**WHAT THIS TASK INVOLVES:**
Keep only the lines of the listing that include the word "Булгаковъ", and copy them.
=====
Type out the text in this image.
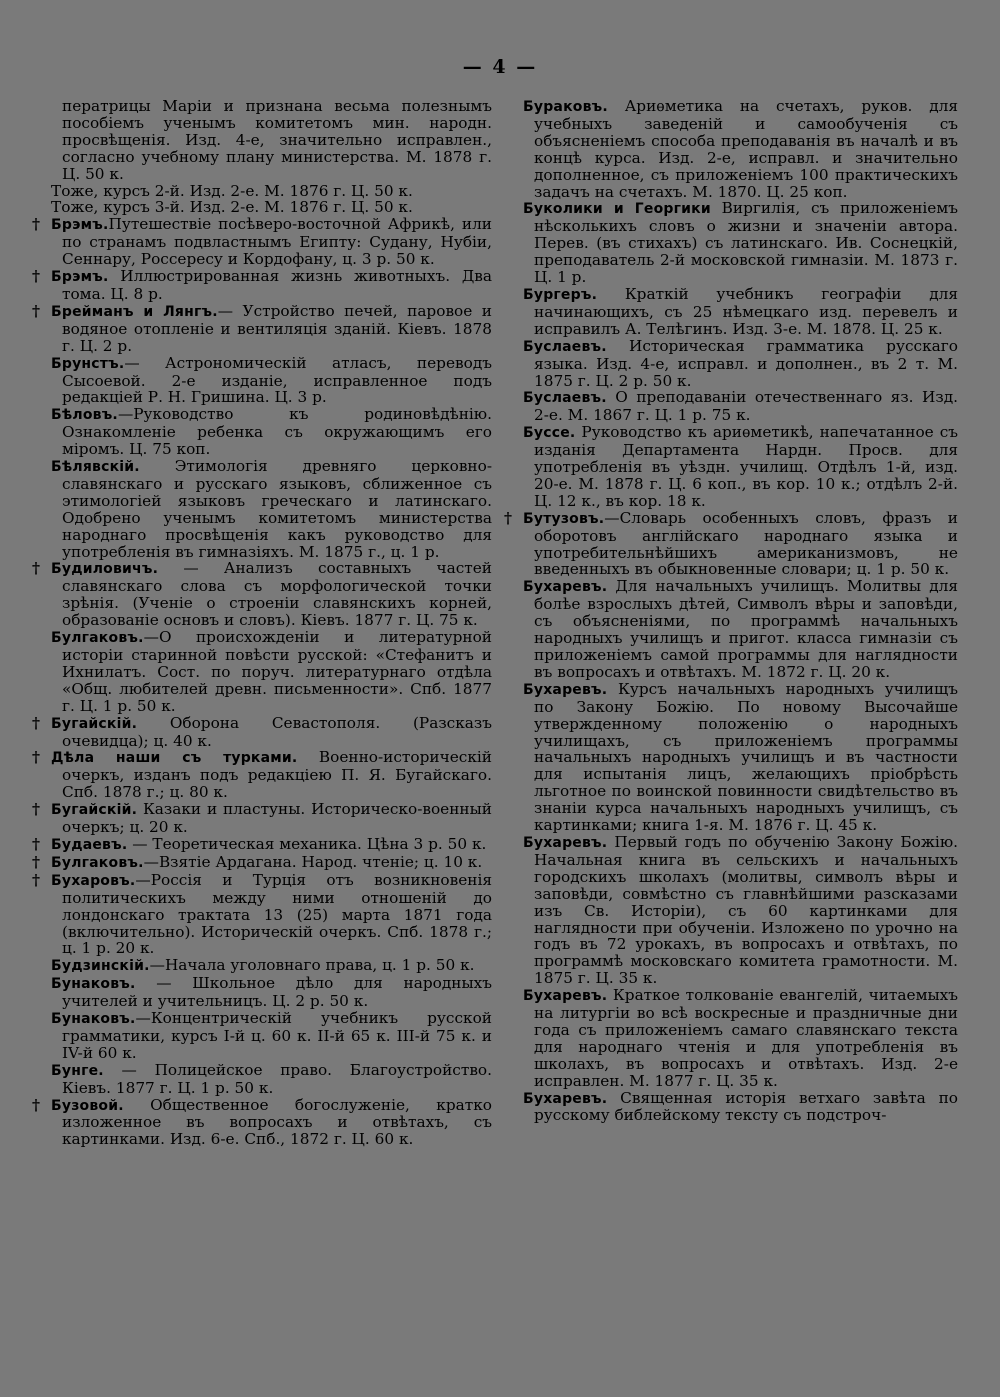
— 4 —

ператрицы Маріи и признана весьма полезнымъ пособіемъ ученымъ комитетомъ мин. народн. просвѣщенія. Изд. 4-е, значительно исправлен., согласно учебному плану министерства. М. 1878 г. Ц. 50 к.

Тоже, курсъ 2-й. Изд. 2-е. М. 1876 г. Ц. 50 к.

Тоже, курсъ 3-й. Изд. 2-е. М. 1876 г. Ц. 50 к.

† Брэмъ.Путешествіе посѣверо-восточной Африкѣ, или по странамъ подвластнымъ Египту: Судану, Нубіи, Сеннару, Россересу и Кордофану, ц. 3 р. 50 к.

† Брэмъ. Иллюстрированная жизнь животныхъ. Два тома. Ц. 8 р.

† Брейманъ и Лянгъ.— Устройство печей, паровое и водяное отопленіе и вентиляція зданій. Кіевъ. 1878 г. Ц. 2 р.

Брунстъ.— Астрономическій атласъ, переводъ Сысоевой. 2-е изданіе, исправленное подъ редакціей Р. Н. Гришина. Ц. 3 р.

Бѣловъ.—Руководство къ родиновѣдѣнію. Ознакомленіе ребенка съ окружающимъ его міромъ. Ц. 75 коп.

Бѣлявскій. Этимологія древняго церковно-славянскаго и русскаго языковъ, сближенное съ этимологіей языковъ греческаго и латинскаго. Одобрено ученымъ комитетомъ министерства народнаго просвѣщенія какъ руководство для употребленія въ гимназіяхъ. М. 1875 г., ц. 1 р.

† Будиловичъ. — Анализъ составныхъ частей славянскаго слова съ морфологической точки зрѣнія. (Ученіе о строеніи славянскихъ корней, образованіе основъ и словъ). Кіевъ. 1877 г. Ц. 75 к.

Булгаковъ.—О происхожденіи и литературной исторіи старинной повѣсти русской: «Стефанитъ и Ихнилатъ. Сост. по поруч. литературнаго отдѣла «Общ. любителей древн. письменности». Спб. 1877 г. Ц. 1 р. 50 к.

† Бугайскій. Оборона Севастополя. (Разсказъ очевидца); ц. 40 к.

† Дѣла наши съ турками. Военно-историческій очеркъ, изданъ подъ редакціею П. Я. Бугайскаго. Спб. 1878 г.; ц. 80 к.

† Бугайскій. Казаки и пластуны. Историческо-военный очеркъ; ц. 20 к.

† Будаевъ. — Теоретическая механика. Цѣна 3 р. 50 к.

† Булгаковъ.—Взятіе Ардагана. Народ. чтеніе; ц. 10 к.

† Бухаровъ.—Россія и Турція отъ возникновенія политическихъ между ними отношеній до лондонскаго трактата 13 (25) марта 1871 года (включительно). Историческій очеркъ. Спб. 1878 г.; ц. 1 р. 20 к.

Будзинскій.—Начала уголовнаго права, ц. 1 р. 50 к.

Бунаковъ. — Школьное дѣло для народныхъ учителей и учительницъ. Ц. 2 р. 50 к.

Бунаковъ.—Концентрическій учебникъ русской грамматики, курсъ I-й ц. 60 к. II-й 65 к. III-й 75 к. и IV-й 60 к.

Бунге. — Полицейское право. Благоустройство. Кіевъ. 1877 г. Ц. 1 р. 50 к.

† Бузовой. Общественное богослуженіе, кратко изложенное въ вопросахъ и отвѣтахъ, съ картинками. Изд. 6-е. Спб., 1872 г. Ц. 60 к.

Бураковъ. Ариѳметика на счетахъ, руков. для учебныхъ заведеній и самообученія съ объясненіемъ способа преподаванія въ началѣ и въ концѣ курса. Изд. 2-е, исправл. и значительно дополненное, съ приложеніемъ 100 практическихъ задачъ на счетахъ. М. 1870. Ц. 25 коп.

Буколики и Георгики Виргилія, съ приложеніемъ нѣсколькихъ словъ о жизни и значеніи автора. Перев. (въ стихахъ) съ латинскаго. Ив. Соснецкій, преподаватель 2-й московской гимназіи. М. 1873 г. Ц. 1 р.

Бургеръ. Краткій учебникъ географіи для начинающихъ, съ 25 нѣмецкаго изд. перевелъ и исправилъ А. Телѣгинъ. Изд. 3-е. М. 1878. Ц. 25 к.

Буслаевъ. Историческая грамматика русскаго языка. Изд. 4-е, исправл. и дополнен., въ 2 т. М. 1875 г. Ц. 2 р. 50 к.

Буслаевъ. О преподаваніи отечественнаго яз. Изд. 2-е. М. 1867 г. Ц. 1 р. 75 к.

Буссе. Руководство къ ариѳметикѣ, напечатанное съ изданія Департамента Нардн. Просв. для употребленія въ уѣздн. училищ. Отдѣлъ 1-й, изд. 20-е. М. 1878 г. Ц. 6 коп., въ кор. 10 к.; отдѣлъ 2-й. Ц. 12 к., въ кор. 18 к.

† Бутузовъ.—Словарь особенныхъ словъ, фразъ и оборотовъ англійскаго народнаго языка и употребительнѣйшихъ американизмовъ, не введенныхъ въ обыкновенные словари; ц. 1 р. 50 к.

Бухаревъ. Для начальныхъ училищъ. Молитвы для болѣе взрослыхъ дѣтей, Символъ вѣры и заповѣди, съ объясненіями, по программѣ начальныхъ народныхъ училищъ и пригот. класса гимназіи съ приложеніемъ самой программы для наглядности въ вопросахъ и отвѣтахъ. М. 1872 г. Ц. 20 к.

Бухаревъ. Курсъ начальныхъ народныхъ училищъ по Закону Божію. По новому Высочайше утвержденному положенію о народныхъ училищахъ, съ приложеніемъ программы начальныхъ народныхъ училищъ и въ частности для испытанія лицъ, желающихъ пріобрѣсть льготное по воинской повинности свидѣтельство въ знаніи курса начальныхъ народныхъ училищъ, съ картинками; книга 1-я. М. 1876 г. Ц. 45 к.

Бухаревъ. Первый годъ по обученію Закону Божію. Начальная книга въ сельскихъ и начальныхъ городскихъ школахъ (молитвы, символъ вѣры и заповѣди, совмѣстно съ главнѣйшими разсказами изъ Св. Исторіи), съ 60 картинками для наглядности при обученіи. Изложено по урочно на годъ въ 72 урокахъ, въ вопросахъ и отвѣтахъ, по программѣ московскаго комитета грамотности. М. 1875 г. Ц. 35 к.

Бухаревъ. Краткое толкованіе евангелій, читаемыхъ на литургіи во всѣ воскресные и праздничные дни года съ приложеніемъ самаго славянскаго текста для народнаго чтенія и для употребленія въ школахъ, въ вопросахъ и отвѣтахъ. Изд. 2-е исправлен. М. 1877 г. Ц. 35 к.

Бухаревъ. Священная исторія ветхаго завѣта по русскому библейскому тексту съ подстроч-
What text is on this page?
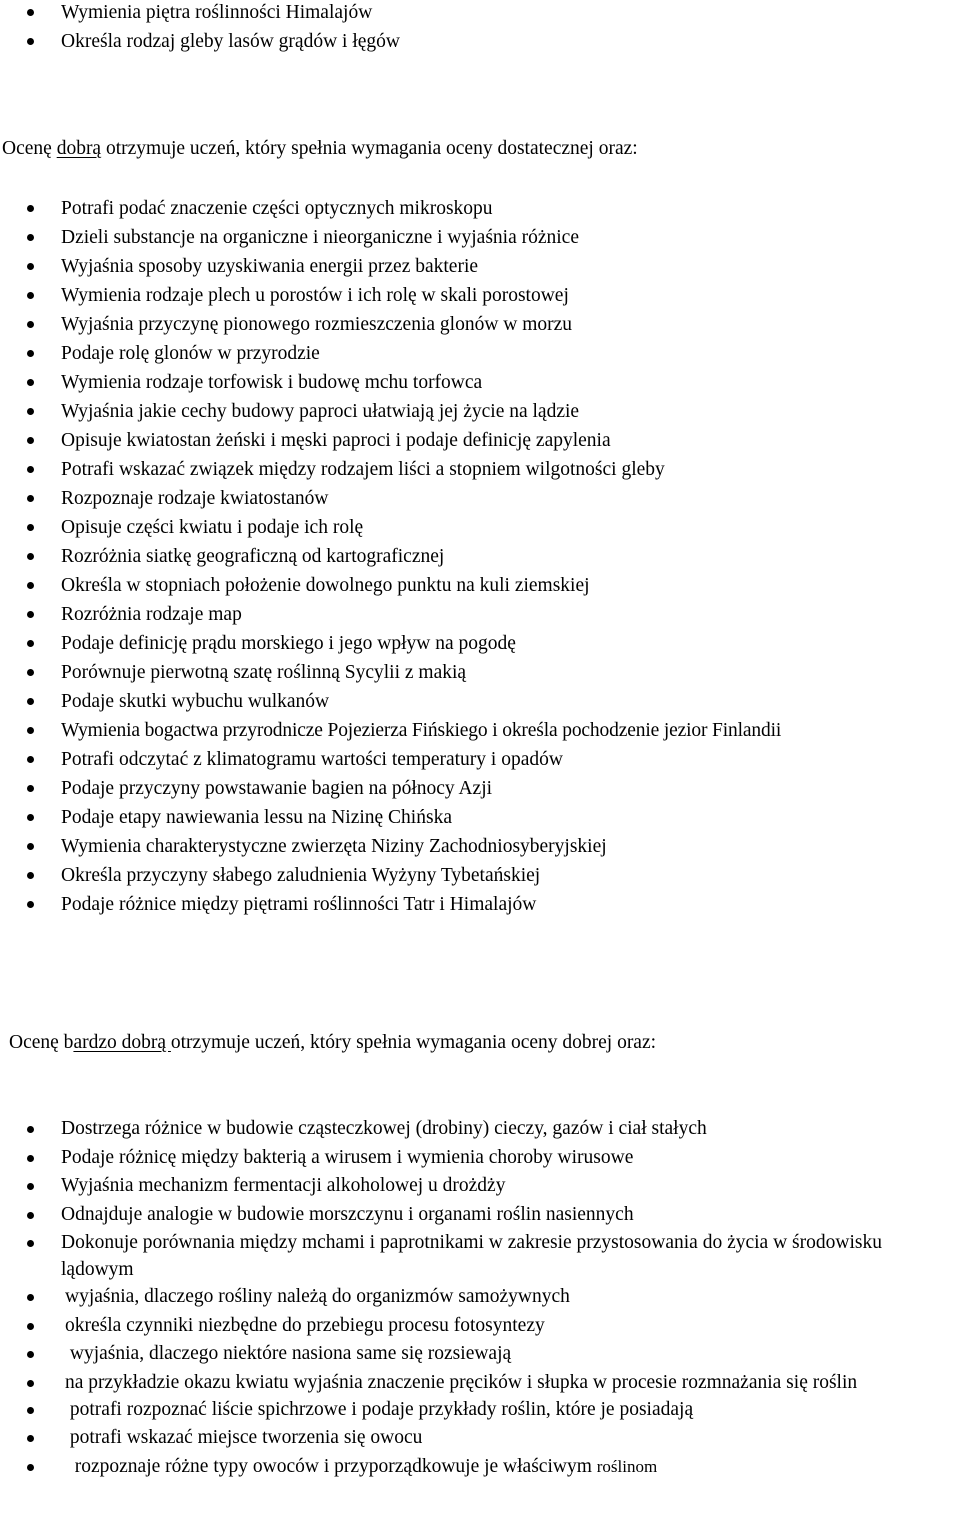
Wymienia piętra roślinności Himalajów
Określa rodzaj gleby lasów grądów i łęgów
Ocenę dobrą otrzymuje uczeń, który spełnia wymagania oceny dostatecznej oraz:
Potrafi podać znaczenie części optycznych mikroskopu
Dzieli substancje na organiczne i nieorganiczne i wyjaśnia różnice
Wyjaśnia sposoby uzyskiwania energii przez bakterie
Wymienia rodzaje plech u porostów i ich rolę w skali porostowej
Wyjaśnia przyczynę pionowego rozmieszczenia glonów w morzu
Podaje rolę glonów w przyrodzie
Wymienia rodzaje torfowisk i budowę mchu torfowca
Wyjaśnia jakie cechy budowy paproci ułatwiają jej życie na lądzie
Opisuje kwiatostan żeński i męski paproci i podaje definicję zapylenia
Potrafi wskazać związek między rodzajem liści a stopniem wilgotności gleby
Rozpoznaje rodzaje kwiatostanów
Opisuje części kwiatu i podaje ich rolę
Rozróżnia siatkę geograficzną od kartograficznej
Określa w stopniach położenie dowolnego punktu na kuli ziemskiej
Rozróżnia rodzaje map
Podaje definicję prądu morskiego i jego wpływ na pogodę
Porównuje pierwotną szatę roślinną Sycylii z makią
Podaje skutki wybuchu wulkanów
Wymienia bogactwa przyrodnicze Pojezierza Fińskiego i określa pochodzenie jezior Finlandii
Potrafi odczytać z klimatogramu wartości temperatury i opadów
Podaje przyczyny powstawanie bagien na północy Azji
Podaje etapy nawiewania lessu na Nizinę Chińska
Wymienia charakterystyczne zwierzęta Niziny Zachodniosyberyjskiej
Określa przyczyny słabego zaludnienia Wyżyny Tybetańskiej
Podaje różnice między piętrami roślinności Tatr i Himalajów
Ocenę bardzo dobrą otrzymuje uczeń, który spełnia wymagania oceny dobrej oraz:
Dostrzega różnice w budowie cząsteczkowej (drobiny) cieczy, gazów i ciał stałych
Podaje różnicę między bakterią a wirusem i wymienia choroby wirusowe
Wyjaśnia mechanizm fermentacji alkoholowej u drożdży
Odnajduje analogie w budowie morszczynu i organami roślin nasiennych
Dokonuje porównania między mchami i paprotnikami w zakresie przystosowania do życia w środowisku lądowym
wyjaśnia, dlaczego rośliny należą do organizmów samożywnych
określa czynniki niezbędne do przebiegu procesu fotosyntezy
wyjaśnia, dlaczego niektóre nasiona same się rozsiewają
na przykładzie okazu kwiatu wyjaśnia znaczenie pręcików i słupka w procesie rozmnażania się roślin
potrafi rozpoznać liście spichrzowe i podaje przykłady roślin, które je posiadają
potrafi wskazać miejsce tworzenia się owocu
rozpoznaje różne typy owoców i przyporządkowuje je właściwym roślinom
=====
**THE COMPLETED TASK:**
Булгаковъ.—О происхожденіи и литературной исторіи старинной повѣсти русской: «Стефанитъ и Ихнилатъ. Сост. по поруч. литературнаго отдѣла «Общ. любителей древн. письменности». Спб. 1877 г. Ц. 1 р. 50 к.
† Булгаковъ.—Взятіе Ардагана. Народ. чтеніе; ц. 10 к.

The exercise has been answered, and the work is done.